Your task:
Wherever a line holds the word "goods", copy that line out.

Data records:
# # # # #

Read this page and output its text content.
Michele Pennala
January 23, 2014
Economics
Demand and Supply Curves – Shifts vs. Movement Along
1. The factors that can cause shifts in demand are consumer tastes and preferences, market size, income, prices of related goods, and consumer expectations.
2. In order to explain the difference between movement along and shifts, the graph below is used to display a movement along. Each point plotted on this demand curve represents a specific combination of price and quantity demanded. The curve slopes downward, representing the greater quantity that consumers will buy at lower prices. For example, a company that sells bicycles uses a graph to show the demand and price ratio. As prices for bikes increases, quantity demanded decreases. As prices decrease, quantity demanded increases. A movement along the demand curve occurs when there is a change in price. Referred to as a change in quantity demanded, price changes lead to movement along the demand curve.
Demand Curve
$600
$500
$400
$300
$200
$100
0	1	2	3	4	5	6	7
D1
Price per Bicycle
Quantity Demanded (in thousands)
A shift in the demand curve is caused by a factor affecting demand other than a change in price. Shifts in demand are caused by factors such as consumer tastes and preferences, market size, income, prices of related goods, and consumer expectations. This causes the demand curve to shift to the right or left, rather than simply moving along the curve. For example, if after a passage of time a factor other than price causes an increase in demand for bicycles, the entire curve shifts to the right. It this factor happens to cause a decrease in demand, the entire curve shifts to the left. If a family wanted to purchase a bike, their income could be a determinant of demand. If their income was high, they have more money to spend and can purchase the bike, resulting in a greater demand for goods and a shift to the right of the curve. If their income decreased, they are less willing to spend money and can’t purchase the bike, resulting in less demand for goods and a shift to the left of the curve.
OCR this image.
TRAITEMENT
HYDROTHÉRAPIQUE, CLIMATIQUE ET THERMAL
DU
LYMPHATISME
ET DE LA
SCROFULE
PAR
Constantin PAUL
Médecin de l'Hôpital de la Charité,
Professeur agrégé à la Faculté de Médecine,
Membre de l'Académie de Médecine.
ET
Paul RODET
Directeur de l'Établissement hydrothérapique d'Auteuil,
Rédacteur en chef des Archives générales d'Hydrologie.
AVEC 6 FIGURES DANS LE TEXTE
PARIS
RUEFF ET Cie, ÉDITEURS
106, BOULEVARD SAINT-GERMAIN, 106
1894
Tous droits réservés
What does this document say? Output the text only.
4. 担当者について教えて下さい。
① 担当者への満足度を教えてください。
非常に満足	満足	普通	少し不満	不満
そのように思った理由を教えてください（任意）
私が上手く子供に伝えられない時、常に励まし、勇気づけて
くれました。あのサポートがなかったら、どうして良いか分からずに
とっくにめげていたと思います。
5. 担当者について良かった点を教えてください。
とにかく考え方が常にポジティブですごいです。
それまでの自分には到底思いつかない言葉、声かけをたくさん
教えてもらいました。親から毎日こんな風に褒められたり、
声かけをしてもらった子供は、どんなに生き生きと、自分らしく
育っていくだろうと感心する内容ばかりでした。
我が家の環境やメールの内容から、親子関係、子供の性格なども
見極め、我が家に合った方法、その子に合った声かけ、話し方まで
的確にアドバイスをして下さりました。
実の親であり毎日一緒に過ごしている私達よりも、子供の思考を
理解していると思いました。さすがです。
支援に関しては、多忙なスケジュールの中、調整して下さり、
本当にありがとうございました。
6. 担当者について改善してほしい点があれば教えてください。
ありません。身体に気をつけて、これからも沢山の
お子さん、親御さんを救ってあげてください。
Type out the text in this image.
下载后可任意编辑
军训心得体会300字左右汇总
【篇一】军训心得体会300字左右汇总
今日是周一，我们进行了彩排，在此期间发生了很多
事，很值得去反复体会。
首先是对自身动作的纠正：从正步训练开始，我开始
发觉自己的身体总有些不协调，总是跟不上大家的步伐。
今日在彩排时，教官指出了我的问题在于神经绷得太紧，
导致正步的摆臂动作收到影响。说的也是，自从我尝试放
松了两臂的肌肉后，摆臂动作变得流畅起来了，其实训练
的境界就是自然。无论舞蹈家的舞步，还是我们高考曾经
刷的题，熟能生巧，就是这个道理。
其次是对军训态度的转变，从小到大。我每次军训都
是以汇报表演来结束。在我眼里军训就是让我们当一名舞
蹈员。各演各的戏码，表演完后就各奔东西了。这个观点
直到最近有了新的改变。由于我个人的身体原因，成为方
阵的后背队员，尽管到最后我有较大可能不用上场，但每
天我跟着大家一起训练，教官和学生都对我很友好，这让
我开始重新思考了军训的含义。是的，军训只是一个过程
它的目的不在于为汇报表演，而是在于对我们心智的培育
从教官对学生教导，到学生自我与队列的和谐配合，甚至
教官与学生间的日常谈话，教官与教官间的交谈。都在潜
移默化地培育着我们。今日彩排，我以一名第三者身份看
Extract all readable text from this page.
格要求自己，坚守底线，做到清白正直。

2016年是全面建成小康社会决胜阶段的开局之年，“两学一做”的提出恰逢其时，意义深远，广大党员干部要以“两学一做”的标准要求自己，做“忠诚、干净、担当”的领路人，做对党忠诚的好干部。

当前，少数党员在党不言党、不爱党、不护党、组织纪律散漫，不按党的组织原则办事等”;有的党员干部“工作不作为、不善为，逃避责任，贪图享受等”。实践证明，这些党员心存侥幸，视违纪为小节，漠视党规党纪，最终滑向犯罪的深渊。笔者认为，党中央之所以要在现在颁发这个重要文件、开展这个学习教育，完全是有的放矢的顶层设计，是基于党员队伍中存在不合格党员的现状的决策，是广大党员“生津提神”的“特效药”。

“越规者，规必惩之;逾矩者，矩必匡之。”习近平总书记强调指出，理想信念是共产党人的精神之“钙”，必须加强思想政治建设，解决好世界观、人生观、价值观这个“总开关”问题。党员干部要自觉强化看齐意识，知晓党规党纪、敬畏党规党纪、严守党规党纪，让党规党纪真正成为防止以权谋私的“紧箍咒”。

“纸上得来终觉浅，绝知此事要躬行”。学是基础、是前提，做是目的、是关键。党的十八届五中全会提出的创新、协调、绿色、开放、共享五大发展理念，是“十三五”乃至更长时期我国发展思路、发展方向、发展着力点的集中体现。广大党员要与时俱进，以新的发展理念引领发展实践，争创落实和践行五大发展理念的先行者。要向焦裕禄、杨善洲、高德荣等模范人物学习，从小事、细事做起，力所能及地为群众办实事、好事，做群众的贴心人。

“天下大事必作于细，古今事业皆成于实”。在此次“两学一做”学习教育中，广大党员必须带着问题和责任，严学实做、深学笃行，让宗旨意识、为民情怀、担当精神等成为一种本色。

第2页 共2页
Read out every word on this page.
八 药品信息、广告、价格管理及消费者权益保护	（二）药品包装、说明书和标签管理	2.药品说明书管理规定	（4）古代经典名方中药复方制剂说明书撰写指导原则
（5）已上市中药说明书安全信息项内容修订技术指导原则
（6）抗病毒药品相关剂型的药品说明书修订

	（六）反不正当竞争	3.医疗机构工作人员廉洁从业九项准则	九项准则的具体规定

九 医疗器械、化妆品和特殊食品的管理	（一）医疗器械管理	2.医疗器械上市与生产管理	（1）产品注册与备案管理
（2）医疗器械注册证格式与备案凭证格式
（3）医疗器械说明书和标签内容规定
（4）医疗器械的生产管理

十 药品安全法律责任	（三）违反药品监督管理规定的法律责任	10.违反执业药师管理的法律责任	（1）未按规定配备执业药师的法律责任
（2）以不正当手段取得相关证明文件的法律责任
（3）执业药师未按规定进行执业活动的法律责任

# # # # #

Solution:
1. The factors that can cause shifts in demand are consumer tastes and preferences, market size, income, prices of related goods, and consumer expectations.
A shift in the demand curve is caused by a factor affecting demand other than a change in price. Shifts in demand are caused by factors such as consumer tastes and preferences, market size, income, prices of related goods, and consumer expectations. This causes the demand curve to shift to the right or left, rather than simply moving along the curve. For example, if after a passage of time a factor other than price causes an increase in demand for bicycles, the entire curve shifts to the right. It this factor happens to cause a decrease in demand, the entire curve shifts to the left. If a family wanted to purchase a bike, their income could be a determinant of demand. If their income was high, they have more money to spend and can purchase the bike, resulting in a greater demand for goods and a shift to the right of the curve. If their income decreased, they are less willing to spend money and can’t purchase the bike, resulting in less demand for goods and a shift to the left of the curve.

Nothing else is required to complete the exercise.